**TEXT SHOWN:**
++++++++++++++++++++

    1. kinda reminds me of detroit, all through the 50’s 60’s and maybe early 70’s, constantly expending capital on yearly restyles, like bigger fins or flashier chrome bumpers when in the long run they would have better spent that money on more efficient engines rather than bigger ones, etc.

      it often amazes me that so many designers seem to disregard frank lloyd wrights famous and proven dictum : form follows function.

      functionality and capability rules, but when it is wrapped in an appealing and stylish package, so much the better, you get the best of both worlds.

      otherwise all you get is candybar.

      1. The commies had that plan for cars… and our engineers have been making constant making upgrades to efficiency. There has never been any “engine stagnancy.” Compare the engines of the 1912 Brush, a 1927 Oakland, a 40 Ford V-8, a 55 Buick 8, a 1965 Hemi, an ’85 Ford 5.0, a ’95 Northstar, 2015 Ford 2.7 liter v6 that is put into the F-150.
++++++++++++++++++++
Structured page parsing data:
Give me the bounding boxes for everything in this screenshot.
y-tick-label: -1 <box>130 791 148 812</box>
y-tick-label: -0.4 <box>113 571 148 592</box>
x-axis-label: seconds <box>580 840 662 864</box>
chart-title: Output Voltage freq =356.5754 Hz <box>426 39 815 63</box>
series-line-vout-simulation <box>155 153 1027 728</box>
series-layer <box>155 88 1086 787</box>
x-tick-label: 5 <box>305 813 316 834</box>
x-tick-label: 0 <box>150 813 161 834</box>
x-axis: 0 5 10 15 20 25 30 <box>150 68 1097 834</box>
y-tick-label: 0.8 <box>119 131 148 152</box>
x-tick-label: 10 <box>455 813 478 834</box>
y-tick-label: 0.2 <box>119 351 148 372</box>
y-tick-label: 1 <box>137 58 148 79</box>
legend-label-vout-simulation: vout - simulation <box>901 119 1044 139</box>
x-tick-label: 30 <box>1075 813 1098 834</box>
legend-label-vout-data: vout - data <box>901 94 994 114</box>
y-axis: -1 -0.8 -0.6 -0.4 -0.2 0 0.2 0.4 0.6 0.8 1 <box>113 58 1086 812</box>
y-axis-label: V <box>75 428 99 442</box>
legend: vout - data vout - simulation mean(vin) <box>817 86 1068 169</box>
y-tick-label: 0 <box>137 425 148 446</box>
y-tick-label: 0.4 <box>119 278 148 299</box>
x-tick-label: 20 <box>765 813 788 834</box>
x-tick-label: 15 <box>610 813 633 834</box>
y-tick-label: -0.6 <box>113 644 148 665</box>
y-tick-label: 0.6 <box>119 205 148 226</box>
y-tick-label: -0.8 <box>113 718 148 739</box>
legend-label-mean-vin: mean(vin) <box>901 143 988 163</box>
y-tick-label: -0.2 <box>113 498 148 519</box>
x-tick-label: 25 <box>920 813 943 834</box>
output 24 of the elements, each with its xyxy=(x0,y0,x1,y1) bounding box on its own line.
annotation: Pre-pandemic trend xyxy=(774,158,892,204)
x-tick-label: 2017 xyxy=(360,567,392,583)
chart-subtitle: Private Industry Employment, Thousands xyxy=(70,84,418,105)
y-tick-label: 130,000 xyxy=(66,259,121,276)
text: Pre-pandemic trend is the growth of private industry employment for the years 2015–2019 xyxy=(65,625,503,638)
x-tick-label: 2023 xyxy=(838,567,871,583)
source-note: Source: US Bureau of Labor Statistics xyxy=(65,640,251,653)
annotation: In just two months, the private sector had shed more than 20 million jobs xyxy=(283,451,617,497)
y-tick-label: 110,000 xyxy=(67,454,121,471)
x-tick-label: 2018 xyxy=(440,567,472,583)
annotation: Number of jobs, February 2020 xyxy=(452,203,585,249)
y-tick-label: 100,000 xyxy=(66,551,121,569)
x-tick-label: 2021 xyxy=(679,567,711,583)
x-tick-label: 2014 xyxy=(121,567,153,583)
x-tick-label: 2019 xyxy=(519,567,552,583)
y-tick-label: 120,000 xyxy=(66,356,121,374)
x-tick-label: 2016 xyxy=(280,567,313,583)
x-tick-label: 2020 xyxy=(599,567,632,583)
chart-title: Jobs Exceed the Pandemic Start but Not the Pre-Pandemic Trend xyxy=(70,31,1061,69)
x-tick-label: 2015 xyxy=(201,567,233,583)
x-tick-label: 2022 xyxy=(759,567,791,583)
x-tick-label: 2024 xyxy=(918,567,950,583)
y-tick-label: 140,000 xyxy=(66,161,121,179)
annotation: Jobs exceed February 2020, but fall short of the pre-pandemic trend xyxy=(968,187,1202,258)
++++++++++++++++++++
**REQUIRED WORK:**
**1.** Retype the stretch of the car-design comments from "1. kinda reminds" through "get is candybar.".
**2.** In the car-design comments, what does the first commenter say Detroit kept spending capital on through the '50s, '60s and maybe early '70s?

**YOUR RESPONSES:**
**1.**
1. kinda reminds me of detroit, all through the 50’s 60’s and maybe early 70’s, constantly expending capital on yearly restyles, like bigger fins or flashier chrome bumpers when in the long run they would have better spent that money on more efficient engines rather than bigger ones, etc.

      it often amazes me that so many designers seem to disregard frank lloyd wrights famous and proven dictum : form follows function.

      functionality and capability rules, but when it is wrapped in an appealing and stylish package, so much the better, you get the best of both worlds.

      otherwise all you get is candybar.

**2.** Yearly restyles, like bigger fins or flashier chrome bumpers.